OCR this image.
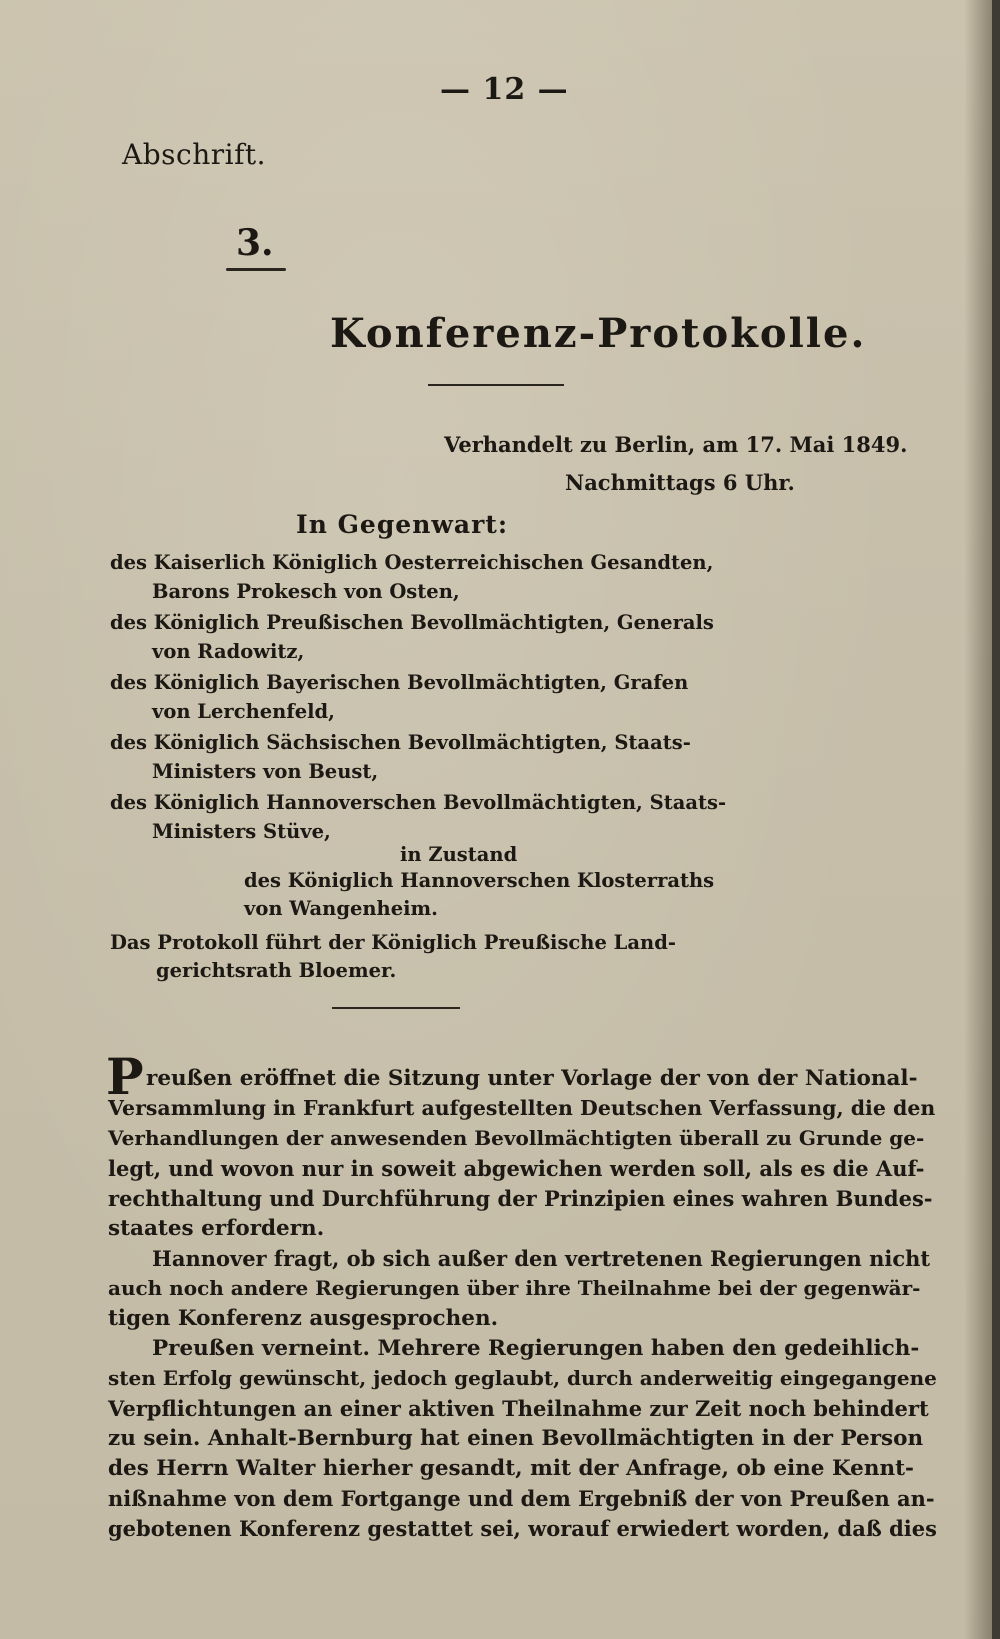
— 12 —

Abschrift.

3.

Konferenz-Protokolle.

Verhandelt zu Berlin, am 17. Mai 1849.

Nachmittags 6 Uhr.

In Gegenwart:

des Kaiserlich Königlich Oesterreichischen Gesandten,

Barons Prokesch von Osten,

des Königlich Preußischen Bevollmächtigten, Generals

von Radowitz,

des Königlich Bayerischen Bevollmächtigten, Grafen

von Lerchenfeld,

des Königlich Sächsischen Bevollmächtigten, Staats-

Ministers von Beust,

des Königlich Hannoverschen Bevollmächtigten, Staats-

Ministers Stüve,

in Zustand

des Königlich Hannoverschen Klosterraths

von Wangenheim.

Das Protokoll führt der Königlich Preußische Land-

gerichtsrath Bloemer.

P reußen eröffnet die Sitzung unter Vorlage der von der National-

Versammlung in Frankfurt aufgestellten Deutschen Verfassung, die den

Verhandlungen der anwesenden Bevollmächtigten überall zu Grunde ge-

legt, und wovon nur in soweit abgewichen werden soll, als es die Auf-

rechthaltung und Durchführung der Prinzipien eines wahren Bundes-

staates erfordern.

Hannover fragt, ob sich außer den vertretenen Regierungen nicht

auch noch andere Regierungen über ihre Theilnahme bei der gegenwär-

tigen Konferenz ausgesprochen.

Preußen verneint. Mehrere Regierungen haben den gedeihlich-

sten Erfolg gewünscht, jedoch geglaubt, durch anderweitig eingegangene

Verpflichtungen an einer aktiven Theilnahme zur Zeit noch behindert

zu sein. Anhalt-Bernburg hat einen Bevollmächtigten in der Person

des Herrn Walter hierher gesandt, mit der Anfrage, ob eine Kennt-

nißnahme von dem Fortgange und dem Ergebniß der von Preußen an-

gebotenen Konferenz gestattet sei, worauf erwiedert worden, daß dies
──────────
Can the entries above be repeated exactly, without their pictures?

OCR this image.
— 12 —

Abschrift.

3.

Konferenz-Protokolle.

Verhandelt zu Berlin, am 17. Mai 1849.

Nachmittags 6 Uhr.

In Gegenwart:

des Kaiserlich Königlich Oesterreichischen Gesandten,

Barons Prokesch von Osten,

des Königlich Preußischen Bevollmächtigten, Generals

von Radowitz,

des Königlich Bayerischen Bevollmächtigten, Grafen

von Lerchenfeld,

des Königlich Sächsischen Bevollmächtigten, Staats-

Ministers von Beust,

des Königlich Hannoverschen Bevollmächtigten, Staats-

Ministers Stüve,

in Zustand

des Königlich Hannoverschen Klosterraths

von Wangenheim.

Das Protokoll führt der Königlich Preußische Land-

gerichtsrath Bloemer.

P reußen eröffnet die Sitzung unter Vorlage der von der National-

Versammlung in Frankfurt aufgestellten Deutschen Verfassung, die den

Verhandlungen der anwesenden Bevollmächtigten überall zu Grunde ge-

legt, und wovon nur in soweit abgewichen werden soll, als es die Auf-

rechthaltung und Durchführung der Prinzipien eines wahren Bundes-

staates erfordern.

Hannover fragt, ob sich außer den vertretenen Regierungen nicht

auch noch andere Regierungen über ihre Theilnahme bei der gegenwär-

tigen Konferenz ausgesprochen.

Preußen verneint. Mehrere Regierungen haben den gedeihlich-

sten Erfolg gewünscht, jedoch geglaubt, durch anderweitig eingegangene

Verpflichtungen an einer aktiven Theilnahme zur Zeit noch behindert

zu sein. Anhalt-Bernburg hat einen Bevollmächtigten in der Person

des Herrn Walter hierher gesandt, mit der Anfrage, ob eine Kennt-

nißnahme von dem Fortgange und dem Ergebniß der von Preußen an-

gebotenen Konferenz gestattet sei, worauf erwiedert worden, daß dies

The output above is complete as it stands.